══ Dataset excerpts ══

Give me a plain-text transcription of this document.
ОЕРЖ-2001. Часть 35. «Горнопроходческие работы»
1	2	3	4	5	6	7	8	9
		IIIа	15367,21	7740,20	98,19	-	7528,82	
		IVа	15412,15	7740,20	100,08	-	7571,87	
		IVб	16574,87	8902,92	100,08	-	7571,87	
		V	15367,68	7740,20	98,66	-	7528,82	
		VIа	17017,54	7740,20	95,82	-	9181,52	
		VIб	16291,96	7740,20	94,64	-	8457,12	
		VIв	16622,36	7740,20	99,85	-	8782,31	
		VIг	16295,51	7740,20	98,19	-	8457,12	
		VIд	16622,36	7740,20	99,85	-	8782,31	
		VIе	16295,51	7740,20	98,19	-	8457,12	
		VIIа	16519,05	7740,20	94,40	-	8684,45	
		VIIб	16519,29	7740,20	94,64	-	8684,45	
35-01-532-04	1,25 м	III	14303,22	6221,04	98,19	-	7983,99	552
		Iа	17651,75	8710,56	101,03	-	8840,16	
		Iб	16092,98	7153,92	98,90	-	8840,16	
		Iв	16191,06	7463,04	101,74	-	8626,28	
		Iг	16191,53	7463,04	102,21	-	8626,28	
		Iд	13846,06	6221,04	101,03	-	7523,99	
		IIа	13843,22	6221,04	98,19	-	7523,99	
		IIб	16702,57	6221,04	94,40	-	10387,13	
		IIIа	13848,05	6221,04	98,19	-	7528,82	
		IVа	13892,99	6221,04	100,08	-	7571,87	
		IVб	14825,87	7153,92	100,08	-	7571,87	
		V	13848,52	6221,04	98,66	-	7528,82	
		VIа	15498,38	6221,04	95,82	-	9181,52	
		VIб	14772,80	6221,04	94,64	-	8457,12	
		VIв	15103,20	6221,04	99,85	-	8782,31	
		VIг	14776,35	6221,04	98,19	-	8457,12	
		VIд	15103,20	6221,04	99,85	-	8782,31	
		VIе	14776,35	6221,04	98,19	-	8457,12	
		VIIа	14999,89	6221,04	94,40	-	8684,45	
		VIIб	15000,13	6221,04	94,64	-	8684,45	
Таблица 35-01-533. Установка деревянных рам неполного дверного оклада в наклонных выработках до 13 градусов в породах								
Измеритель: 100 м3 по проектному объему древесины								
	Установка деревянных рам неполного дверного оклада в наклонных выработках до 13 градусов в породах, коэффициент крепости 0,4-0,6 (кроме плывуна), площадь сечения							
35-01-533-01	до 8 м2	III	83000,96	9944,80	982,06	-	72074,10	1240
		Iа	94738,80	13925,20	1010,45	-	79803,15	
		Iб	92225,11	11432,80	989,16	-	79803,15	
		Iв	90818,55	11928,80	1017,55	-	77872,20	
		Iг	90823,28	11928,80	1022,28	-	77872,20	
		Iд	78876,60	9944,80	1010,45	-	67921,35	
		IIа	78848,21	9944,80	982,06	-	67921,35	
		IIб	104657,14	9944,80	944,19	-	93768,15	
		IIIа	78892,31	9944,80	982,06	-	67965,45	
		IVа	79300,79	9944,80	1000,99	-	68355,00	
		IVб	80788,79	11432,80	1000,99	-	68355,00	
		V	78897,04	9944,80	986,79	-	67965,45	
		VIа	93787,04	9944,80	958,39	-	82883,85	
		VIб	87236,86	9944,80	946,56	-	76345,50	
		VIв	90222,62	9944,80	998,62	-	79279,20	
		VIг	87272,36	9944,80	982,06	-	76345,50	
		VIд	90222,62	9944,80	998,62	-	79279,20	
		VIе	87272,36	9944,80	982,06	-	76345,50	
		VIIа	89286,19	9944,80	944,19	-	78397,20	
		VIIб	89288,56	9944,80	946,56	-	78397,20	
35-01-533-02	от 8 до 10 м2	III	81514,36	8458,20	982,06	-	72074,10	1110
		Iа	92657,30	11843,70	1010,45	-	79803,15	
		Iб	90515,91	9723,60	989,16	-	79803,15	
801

═══
══ Dataset excerpts ══

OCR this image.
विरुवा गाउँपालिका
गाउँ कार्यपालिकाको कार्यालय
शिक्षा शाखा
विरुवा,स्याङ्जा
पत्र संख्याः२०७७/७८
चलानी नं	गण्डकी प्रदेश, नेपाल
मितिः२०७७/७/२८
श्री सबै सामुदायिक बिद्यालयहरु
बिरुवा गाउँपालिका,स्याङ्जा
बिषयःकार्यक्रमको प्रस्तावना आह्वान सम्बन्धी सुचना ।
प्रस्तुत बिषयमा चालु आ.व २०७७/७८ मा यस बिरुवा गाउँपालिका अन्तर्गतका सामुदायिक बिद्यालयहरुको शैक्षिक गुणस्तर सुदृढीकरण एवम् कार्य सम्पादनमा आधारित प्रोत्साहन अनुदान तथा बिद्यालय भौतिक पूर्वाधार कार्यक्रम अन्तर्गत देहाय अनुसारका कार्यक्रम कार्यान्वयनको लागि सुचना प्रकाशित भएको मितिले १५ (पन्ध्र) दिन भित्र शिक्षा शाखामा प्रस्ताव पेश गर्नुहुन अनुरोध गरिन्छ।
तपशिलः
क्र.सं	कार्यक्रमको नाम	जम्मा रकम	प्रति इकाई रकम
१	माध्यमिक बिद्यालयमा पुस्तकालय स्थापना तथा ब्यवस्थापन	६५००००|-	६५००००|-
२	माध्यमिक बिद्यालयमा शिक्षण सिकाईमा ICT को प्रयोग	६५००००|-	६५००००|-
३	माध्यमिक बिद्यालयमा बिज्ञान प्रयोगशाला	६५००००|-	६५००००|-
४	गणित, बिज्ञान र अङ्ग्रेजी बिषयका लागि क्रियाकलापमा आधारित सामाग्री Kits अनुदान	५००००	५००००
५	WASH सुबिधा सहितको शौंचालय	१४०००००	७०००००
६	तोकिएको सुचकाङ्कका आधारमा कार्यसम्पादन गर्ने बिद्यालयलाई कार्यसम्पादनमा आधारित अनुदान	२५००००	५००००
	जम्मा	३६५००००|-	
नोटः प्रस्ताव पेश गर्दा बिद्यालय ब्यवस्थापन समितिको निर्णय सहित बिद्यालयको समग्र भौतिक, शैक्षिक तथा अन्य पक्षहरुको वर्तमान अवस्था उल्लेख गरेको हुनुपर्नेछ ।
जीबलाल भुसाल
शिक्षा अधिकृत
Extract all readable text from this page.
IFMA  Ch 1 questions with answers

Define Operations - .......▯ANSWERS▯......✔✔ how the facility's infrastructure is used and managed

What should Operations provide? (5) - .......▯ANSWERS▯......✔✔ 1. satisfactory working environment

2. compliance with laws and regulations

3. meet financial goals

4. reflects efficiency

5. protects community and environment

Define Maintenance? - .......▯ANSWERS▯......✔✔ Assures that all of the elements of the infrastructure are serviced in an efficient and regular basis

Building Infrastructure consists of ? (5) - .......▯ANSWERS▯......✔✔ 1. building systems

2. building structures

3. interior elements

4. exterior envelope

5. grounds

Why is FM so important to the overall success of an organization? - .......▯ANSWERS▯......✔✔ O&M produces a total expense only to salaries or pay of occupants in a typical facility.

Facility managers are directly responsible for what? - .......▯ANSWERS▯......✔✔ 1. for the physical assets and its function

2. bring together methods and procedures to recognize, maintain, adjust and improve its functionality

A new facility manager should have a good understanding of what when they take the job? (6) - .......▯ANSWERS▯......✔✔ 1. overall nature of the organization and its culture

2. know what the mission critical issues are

═══

Extract every line containing the string "Установка" from the material.

Таблица 35-01-533. Установка деревянных рам неполного дверного оклада в наклонных выработках до 13 градусов в породах								
	Установка деревянных рам неполного дверного оклада в наклонных выработках до 13 градусов в породах, коэффициент крепости 0,4-0,6 (кроме плывуна), площадь сечения							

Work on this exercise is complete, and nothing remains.